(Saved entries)
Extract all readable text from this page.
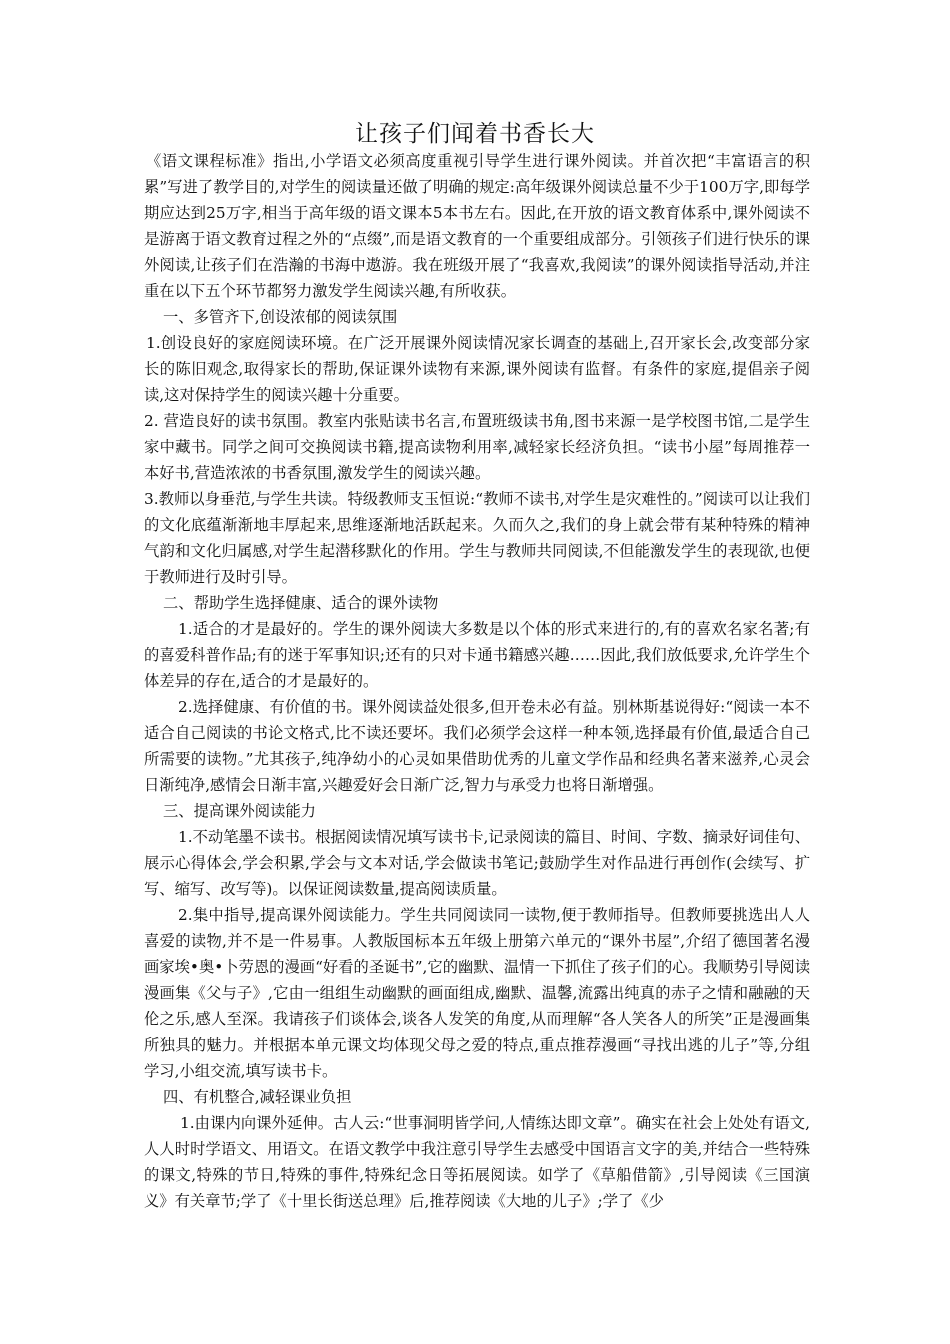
让孩子们闻着书香长大

《语文课程标准》指出,小学语文必须高度重视引导学生进行课外阅读。并首次把“丰富语言的积累”写进了教学目的,对学生的阅读量还做了明确的规定:高年级课外阅读总量不少于100万字,即每学期应达到25万字,相当于高年级的语文课本5本书左右。因此,在开放的语文教育体系中,课外阅读不是游离于语文教育过程之外的“点缀”,而是语文教育的一个重要组成部分。引领孩子们进行快乐的课外阅读,让孩子们在浩瀚的书海中遨游。我在班级开展了“我喜欢,我阅读”的课外阅读指导活动,并注重在以下五个环节都努力激发学生阅读兴趣,有所收获。

一、多管齐下,创设浓郁的阅读氛围

1.创设良好的家庭阅读环境。在广泛开展课外阅读情况家长调查的基础上,召开家长会,改变部分家长的陈旧观念,取得家长的帮助,保证课外读物有来源,课外阅读有监督。有条件的家庭,提倡亲子阅读,这对保持学生的阅读兴趣十分重要。

2. 营造良好的读书氛围。教室内张贴读书名言,布置班级读书角,图书来源一是学校图书馆,二是学生家中藏书。同学之间可交换阅读书籍,提高读物利用率,减轻家长经济负担。“读书小屋”每周推荐一本好书,营造浓浓的书香氛围,激发学生的阅读兴趣。

3.教师以身垂范,与学生共读。特级教师支玉恒说:“教师不读书,对学生是灾难性的。”阅读可以让我们的文化底蕴渐渐地丰厚起来,思维逐渐地活跃起来。久而久之,我们的身上就会带有某种特殊的精神气韵和文化归属感,对学生起潜移默化的作用。学生与教师共同阅读,不但能激发学生的表现欲,也便于教师进行及时引导。

二、帮助学生选择健康、适合的课外读物

1.适合的才是最好的。学生的课外阅读大多数是以个体的形式来进行的,有的喜欢名家名著;有的喜爱科普作品;有的迷于军事知识;还有的只对卡通书籍感兴趣……因此,我们放低要求,允许学生个体差异的存在,适合的才是最好的。

2.选择健康、有价值的书。课外阅读益处很多,但开卷未必有益。别林斯基说得好:“阅读一本不适合自己阅读的书论文格式,比不读还要坏。我们必须学会这样一种本领,选择最有价值,最适合自己所需要的读物。”尤其孩子,纯净幼小的心灵如果借助优秀的儿童文学作品和经典名著来滋养,心灵会日渐纯净,感情会日渐丰富,兴趣爱好会日渐广泛,智力与承受力也将日渐增强。

三、提高课外阅读能力

1.不动笔墨不读书。根据阅读情况填写读书卡,记录阅读的篇目、时间、字数、摘录好词佳句、展示心得体会,学会积累,学会与文本对话,学会做读书笔记;鼓励学生对作品进行再创作(会续写、扩写、缩写、改写等)。以保证阅读数量,提高阅读质量。

2.集中指导,提高课外阅读能力。学生共同阅读同一读物,便于教师指导。但教师要挑选出人人喜爱的读物,并不是一件易事。人教版国标本五年级上册第六单元的“课外书屋”,介绍了德国著名漫画家埃•奥•卜劳恩的漫画“好看的圣诞书”,它的幽默、温情一下抓住了孩子们的心。我顺势引导阅读漫画集《父与子》,它由一组组生动幽默的画面组成,幽默、温馨,流露出纯真的赤子之情和融融的天伦之乐,感人至深。我请孩子们谈体会,谈各人发笑的角度,从而理解“各人笑各人的所笑”正是漫画集所独具的魅力。并根据本单元课文均体现父母之爱的特点,重点推荐漫画“寻找出逃的儿子”等,分组学习,小组交流,填写读书卡。

四、有机整合,减轻课业负担

1.由课内向课外延伸。古人云:“世事洞明皆学问,人情练达即文章”。确实在社会上处处有语文,人人时时学语文、用语文。在语文教学中我注意引导学生去感受中国语言文字的美,并结合一些特殊的课文,特殊的节日,特殊的事件,特殊纪念日等拓展阅读。如学了《草船借箭》,引导阅读《三国演义》有关章节;学了《十里长街送总理》后,推荐阅读《大地的儿子》;学了《少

**WORK TO BE COMPLETED**
Omit every picture, and otherwise quote the entries exactly.

**CORRECT RESULT**
Extract all readable text from this page.
让孩子们闻着书香长大

《语文课程标准》指出,小学语文必须高度重视引导学生进行课外阅读。并首次把“丰富语言的积累”写进了教学目的,对学生的阅读量还做了明确的规定:高年级课外阅读总量不少于100万字,即每学期应达到25万字,相当于高年级的语文课本5本书左右。因此,在开放的语文教育体系中,课外阅读不是游离于语文教育过程之外的“点缀”,而是语文教育的一个重要组成部分。引领孩子们进行快乐的课外阅读,让孩子们在浩瀚的书海中遨游。我在班级开展了“我喜欢,我阅读”的课外阅读指导活动,并注重在以下五个环节都努力激发学生阅读兴趣,有所收获。

一、多管齐下,创设浓郁的阅读氛围

1.创设良好的家庭阅读环境。在广泛开展课外阅读情况家长调查的基础上,召开家长会,改变部分家长的陈旧观念,取得家长的帮助,保证课外读物有来源,课外阅读有监督。有条件的家庭,提倡亲子阅读,这对保持学生的阅读兴趣十分重要。

2. 营造良好的读书氛围。教室内张贴读书名言,布置班级读书角,图书来源一是学校图书馆,二是学生家中藏书。同学之间可交换阅读书籍,提高读物利用率,减轻家长经济负担。“读书小屋”每周推荐一本好书,营造浓浓的书香氛围,激发学生的阅读兴趣。

3.教师以身垂范,与学生共读。特级教师支玉恒说:“教师不读书,对学生是灾难性的。”阅读可以让我们的文化底蕴渐渐地丰厚起来,思维逐渐地活跃起来。久而久之,我们的身上就会带有某种特殊的精神气韵和文化归属感,对学生起潜移默化的作用。学生与教师共同阅读,不但能激发学生的表现欲,也便于教师进行及时引导。

二、帮助学生选择健康、适合的课外读物

1.适合的才是最好的。学生的课外阅读大多数是以个体的形式来进行的,有的喜欢名家名著;有的喜爱科普作品;有的迷于军事知识;还有的只对卡通书籍感兴趣……因此,我们放低要求,允许学生个体差异的存在,适合的才是最好的。

2.选择健康、有价值的书。课外阅读益处很多,但开卷未必有益。别林斯基说得好:“阅读一本不适合自己阅读的书论文格式,比不读还要坏。我们必须学会这样一种本领,选择最有价值,最适合自己所需要的读物。”尤其孩子,纯净幼小的心灵如果借助优秀的儿童文学作品和经典名著来滋养,心灵会日渐纯净,感情会日渐丰富,兴趣爱好会日渐广泛,智力与承受力也将日渐增强。

三、提高课外阅读能力

1.不动笔墨不读书。根据阅读情况填写读书卡,记录阅读的篇目、时间、字数、摘录好词佳句、展示心得体会,学会积累,学会与文本对话,学会做读书笔记;鼓励学生对作品进行再创作(会续写、扩写、缩写、改写等)。以保证阅读数量,提高阅读质量。

2.集中指导,提高课外阅读能力。学生共同阅读同一读物,便于教师指导。但教师要挑选出人人喜爱的读物,并不是一件易事。人教版国标本五年级上册第六单元的“课外书屋”,介绍了德国著名漫画家埃•奥•卜劳恩的漫画“好看的圣诞书”,它的幽默、温情一下抓住了孩子们的心。我顺势引导阅读漫画集《父与子》,它由一组组生动幽默的画面组成,幽默、温馨,流露出纯真的赤子之情和融融的天伦之乐,感人至深。我请孩子们谈体会,谈各人发笑的角度,从而理解“各人笑各人的所笑”正是漫画集所独具的魅力。并根据本单元课文均体现父母之爱的特点,重点推荐漫画“寻找出逃的儿子”等,分组学习,小组交流,填写读书卡。

四、有机整合,减轻课业负担

1.由课内向课外延伸。古人云:“世事洞明皆学问,人情练达即文章”。确实在社会上处处有语文,人人时时学语文、用语文。在语文教学中我注意引导学生去感受中国语言文字的美,并结合一些特殊的课文,特殊的节日,特殊的事件,特殊纪念日等拓展阅读。如学了《草船借箭》,引导阅读《三国演义》有关章节;学了《十里长街送总理》后,推荐阅读《大地的儿子》;学了《少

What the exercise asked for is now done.